● **OBJECTIVE**
State only the count of lines in the listing below that hold "Tools".

● **DATA FOR THE TASK**
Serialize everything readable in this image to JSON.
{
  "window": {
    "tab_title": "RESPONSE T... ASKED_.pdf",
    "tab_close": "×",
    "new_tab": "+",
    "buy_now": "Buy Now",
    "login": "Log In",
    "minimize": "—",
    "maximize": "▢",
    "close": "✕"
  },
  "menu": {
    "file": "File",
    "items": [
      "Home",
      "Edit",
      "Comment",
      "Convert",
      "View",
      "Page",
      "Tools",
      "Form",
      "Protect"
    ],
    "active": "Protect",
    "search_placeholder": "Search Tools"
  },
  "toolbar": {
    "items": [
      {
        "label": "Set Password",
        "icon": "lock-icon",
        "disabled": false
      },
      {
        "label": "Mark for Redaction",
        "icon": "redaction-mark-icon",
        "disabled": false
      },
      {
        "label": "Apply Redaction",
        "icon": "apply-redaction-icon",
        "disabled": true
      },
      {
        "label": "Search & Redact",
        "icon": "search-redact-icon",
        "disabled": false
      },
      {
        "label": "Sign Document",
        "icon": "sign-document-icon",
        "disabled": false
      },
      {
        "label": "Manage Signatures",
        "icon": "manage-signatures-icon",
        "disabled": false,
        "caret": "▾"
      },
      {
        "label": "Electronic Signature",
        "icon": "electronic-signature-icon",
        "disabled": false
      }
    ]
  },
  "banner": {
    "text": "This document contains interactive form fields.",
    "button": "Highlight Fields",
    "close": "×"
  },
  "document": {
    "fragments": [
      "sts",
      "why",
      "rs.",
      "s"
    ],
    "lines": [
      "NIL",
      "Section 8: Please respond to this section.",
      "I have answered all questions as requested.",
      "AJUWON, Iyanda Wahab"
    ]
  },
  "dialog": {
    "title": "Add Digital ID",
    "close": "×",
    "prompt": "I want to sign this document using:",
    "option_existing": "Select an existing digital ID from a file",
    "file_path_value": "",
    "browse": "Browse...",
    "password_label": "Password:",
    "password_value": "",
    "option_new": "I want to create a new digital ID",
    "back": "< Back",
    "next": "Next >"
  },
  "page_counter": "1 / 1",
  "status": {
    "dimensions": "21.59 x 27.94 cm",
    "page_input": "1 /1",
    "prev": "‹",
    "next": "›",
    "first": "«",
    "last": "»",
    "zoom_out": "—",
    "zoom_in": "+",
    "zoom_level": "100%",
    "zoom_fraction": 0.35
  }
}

● **CORRECT ANSWER**
2